WRITTEN INSTRUCTION: Find the lines of data that contain the string "Fiscal", then list them.

== == ==

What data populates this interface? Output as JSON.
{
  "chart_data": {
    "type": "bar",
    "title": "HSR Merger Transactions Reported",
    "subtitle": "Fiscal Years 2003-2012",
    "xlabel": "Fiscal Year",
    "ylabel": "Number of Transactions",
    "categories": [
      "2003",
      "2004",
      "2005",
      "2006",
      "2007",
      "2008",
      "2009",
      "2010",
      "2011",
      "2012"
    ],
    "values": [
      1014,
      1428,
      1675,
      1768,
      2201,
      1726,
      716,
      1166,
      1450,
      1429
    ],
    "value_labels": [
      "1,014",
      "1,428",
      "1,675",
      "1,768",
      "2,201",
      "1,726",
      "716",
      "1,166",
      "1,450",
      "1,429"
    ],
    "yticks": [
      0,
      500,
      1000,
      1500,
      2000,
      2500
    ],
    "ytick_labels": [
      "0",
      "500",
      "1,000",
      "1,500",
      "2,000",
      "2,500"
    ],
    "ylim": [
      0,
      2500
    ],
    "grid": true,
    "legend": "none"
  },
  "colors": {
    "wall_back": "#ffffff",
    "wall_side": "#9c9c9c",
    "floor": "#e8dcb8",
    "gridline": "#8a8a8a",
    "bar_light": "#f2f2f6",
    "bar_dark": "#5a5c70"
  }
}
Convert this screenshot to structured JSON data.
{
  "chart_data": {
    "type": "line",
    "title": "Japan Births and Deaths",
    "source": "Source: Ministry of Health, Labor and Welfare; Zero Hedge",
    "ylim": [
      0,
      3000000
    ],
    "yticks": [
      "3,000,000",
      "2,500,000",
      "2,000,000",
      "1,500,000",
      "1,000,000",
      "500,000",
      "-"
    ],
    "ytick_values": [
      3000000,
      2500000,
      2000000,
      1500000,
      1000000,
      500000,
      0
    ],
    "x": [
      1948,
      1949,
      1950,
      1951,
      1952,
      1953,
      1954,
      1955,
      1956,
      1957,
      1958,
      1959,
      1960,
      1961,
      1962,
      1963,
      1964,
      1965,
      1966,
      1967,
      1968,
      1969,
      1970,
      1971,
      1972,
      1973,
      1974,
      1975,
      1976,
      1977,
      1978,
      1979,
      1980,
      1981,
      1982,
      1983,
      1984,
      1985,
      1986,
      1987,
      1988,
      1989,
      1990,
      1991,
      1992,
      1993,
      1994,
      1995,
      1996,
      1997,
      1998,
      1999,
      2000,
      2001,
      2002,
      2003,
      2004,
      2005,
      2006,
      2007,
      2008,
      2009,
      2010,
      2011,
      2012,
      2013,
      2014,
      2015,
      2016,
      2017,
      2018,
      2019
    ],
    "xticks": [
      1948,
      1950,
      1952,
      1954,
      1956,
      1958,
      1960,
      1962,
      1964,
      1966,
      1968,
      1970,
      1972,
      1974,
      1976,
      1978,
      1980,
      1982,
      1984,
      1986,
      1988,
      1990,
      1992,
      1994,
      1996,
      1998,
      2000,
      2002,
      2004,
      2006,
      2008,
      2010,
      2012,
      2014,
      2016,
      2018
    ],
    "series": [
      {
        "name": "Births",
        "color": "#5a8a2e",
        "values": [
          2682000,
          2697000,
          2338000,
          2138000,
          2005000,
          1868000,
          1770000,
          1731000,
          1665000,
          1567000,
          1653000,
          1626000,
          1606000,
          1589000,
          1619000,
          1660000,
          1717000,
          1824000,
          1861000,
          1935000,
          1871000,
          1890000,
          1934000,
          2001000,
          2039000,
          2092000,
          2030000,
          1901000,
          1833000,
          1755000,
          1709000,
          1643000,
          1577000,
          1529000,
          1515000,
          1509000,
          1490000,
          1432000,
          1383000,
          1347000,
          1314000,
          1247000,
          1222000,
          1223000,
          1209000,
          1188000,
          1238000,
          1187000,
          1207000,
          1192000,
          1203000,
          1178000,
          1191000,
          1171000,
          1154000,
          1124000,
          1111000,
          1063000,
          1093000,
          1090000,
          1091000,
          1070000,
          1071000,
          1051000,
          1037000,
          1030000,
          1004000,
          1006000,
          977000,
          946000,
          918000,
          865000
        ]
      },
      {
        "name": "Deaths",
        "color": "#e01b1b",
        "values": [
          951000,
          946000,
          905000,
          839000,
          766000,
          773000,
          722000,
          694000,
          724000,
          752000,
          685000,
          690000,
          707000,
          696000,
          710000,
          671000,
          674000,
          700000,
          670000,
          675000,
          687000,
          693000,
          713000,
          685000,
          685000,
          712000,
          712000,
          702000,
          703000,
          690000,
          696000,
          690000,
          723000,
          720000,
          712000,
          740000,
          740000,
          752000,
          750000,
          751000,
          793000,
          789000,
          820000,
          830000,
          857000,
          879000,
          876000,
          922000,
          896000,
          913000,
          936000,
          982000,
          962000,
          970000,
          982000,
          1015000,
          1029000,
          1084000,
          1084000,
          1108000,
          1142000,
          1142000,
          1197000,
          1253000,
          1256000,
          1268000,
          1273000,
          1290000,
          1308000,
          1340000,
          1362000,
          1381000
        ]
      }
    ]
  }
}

== == ==

RESPONSE TO THE TASK:
    "subtitle": "Fiscal Years 2003-2012",
    "xlabel": "Fiscal Year",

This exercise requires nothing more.